▶ _WHAT YOU HAVE TO DO_: Using the listing below, copy every line that mentions "الاعيان".

▶ _DATA PROVIDED_:
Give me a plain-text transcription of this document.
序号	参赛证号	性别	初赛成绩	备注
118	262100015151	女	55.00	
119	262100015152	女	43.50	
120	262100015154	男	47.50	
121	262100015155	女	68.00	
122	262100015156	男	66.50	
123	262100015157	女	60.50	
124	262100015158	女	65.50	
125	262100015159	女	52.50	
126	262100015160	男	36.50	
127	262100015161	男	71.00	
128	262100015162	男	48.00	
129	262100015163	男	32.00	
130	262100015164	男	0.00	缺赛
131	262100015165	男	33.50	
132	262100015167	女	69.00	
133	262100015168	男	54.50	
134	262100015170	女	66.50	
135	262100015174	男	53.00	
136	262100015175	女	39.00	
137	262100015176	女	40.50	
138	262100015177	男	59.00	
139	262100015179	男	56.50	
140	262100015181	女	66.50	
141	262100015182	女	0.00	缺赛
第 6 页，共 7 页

---

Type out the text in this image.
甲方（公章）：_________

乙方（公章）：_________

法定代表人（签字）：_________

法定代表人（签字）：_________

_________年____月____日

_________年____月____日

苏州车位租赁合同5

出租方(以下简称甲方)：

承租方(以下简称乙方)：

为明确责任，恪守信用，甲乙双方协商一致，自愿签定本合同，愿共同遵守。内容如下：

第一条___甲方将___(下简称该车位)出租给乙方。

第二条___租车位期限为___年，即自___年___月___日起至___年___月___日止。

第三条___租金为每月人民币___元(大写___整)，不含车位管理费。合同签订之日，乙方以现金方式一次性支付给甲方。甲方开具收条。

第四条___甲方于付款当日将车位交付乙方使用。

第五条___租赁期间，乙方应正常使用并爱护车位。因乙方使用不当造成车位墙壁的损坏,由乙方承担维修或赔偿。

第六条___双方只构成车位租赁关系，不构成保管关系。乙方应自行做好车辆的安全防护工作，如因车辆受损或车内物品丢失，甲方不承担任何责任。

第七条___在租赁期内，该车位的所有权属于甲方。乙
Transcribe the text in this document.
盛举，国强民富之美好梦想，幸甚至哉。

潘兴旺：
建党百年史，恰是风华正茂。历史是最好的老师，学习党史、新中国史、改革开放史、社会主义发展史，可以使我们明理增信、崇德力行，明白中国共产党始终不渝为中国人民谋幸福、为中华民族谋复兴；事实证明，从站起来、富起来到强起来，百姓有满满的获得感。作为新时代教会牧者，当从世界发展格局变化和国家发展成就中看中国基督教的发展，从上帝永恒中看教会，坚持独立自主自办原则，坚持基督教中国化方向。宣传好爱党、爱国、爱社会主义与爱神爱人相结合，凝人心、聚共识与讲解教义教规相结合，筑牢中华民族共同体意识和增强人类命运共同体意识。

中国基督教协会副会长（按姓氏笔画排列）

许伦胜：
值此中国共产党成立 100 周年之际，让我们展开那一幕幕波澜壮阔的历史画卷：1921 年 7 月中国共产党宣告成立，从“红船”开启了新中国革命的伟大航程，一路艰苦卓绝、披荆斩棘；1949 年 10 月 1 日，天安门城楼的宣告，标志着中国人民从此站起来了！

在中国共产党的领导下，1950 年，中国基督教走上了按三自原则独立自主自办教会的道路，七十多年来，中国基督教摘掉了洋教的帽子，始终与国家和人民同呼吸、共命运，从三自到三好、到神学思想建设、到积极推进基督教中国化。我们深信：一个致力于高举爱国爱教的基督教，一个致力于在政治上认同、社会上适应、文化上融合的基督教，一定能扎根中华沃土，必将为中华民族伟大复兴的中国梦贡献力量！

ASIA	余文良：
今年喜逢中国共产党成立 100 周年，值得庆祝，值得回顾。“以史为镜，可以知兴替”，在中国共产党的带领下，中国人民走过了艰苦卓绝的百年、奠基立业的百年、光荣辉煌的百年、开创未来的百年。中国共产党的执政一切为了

==

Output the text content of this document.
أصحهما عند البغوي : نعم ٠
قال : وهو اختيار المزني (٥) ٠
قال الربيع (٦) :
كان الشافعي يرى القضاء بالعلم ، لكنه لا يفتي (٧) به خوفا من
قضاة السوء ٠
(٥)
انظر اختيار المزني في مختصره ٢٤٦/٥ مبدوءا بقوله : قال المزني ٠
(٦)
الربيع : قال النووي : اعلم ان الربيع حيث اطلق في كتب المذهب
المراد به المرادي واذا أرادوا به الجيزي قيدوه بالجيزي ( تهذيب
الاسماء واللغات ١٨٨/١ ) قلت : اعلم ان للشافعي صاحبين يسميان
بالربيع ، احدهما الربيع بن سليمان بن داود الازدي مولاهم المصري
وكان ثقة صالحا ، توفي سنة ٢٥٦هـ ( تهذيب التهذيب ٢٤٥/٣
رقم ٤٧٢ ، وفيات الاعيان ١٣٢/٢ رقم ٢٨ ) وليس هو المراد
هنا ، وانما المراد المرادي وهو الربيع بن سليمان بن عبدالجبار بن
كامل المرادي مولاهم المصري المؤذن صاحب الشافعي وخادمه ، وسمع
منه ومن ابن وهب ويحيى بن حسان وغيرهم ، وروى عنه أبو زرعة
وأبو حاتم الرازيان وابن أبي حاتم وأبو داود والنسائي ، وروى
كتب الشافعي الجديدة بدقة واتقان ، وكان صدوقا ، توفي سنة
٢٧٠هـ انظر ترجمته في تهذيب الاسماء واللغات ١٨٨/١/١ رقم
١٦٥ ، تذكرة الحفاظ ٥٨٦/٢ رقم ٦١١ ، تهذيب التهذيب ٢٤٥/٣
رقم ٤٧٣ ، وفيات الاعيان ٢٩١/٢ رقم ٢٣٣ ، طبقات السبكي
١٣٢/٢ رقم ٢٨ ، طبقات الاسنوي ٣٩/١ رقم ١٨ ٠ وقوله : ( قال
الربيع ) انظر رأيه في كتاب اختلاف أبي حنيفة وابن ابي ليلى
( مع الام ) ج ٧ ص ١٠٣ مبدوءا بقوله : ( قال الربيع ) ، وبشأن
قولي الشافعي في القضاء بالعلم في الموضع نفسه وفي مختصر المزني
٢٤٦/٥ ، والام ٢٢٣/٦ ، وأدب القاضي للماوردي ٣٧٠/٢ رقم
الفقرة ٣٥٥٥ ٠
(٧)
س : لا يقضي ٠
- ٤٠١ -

▶ _ANSWER TO THE PROBLEM_:
رقم ٤٧٢ ، وفيات الاعيان ١٣٢/٢ رقم ٢٨ ) وليس هو المراد
رقم ٤٧٣ ، وفيات الاعيان ٢٩١/٢ رقم ٢٣٣ ، طبقات السبكي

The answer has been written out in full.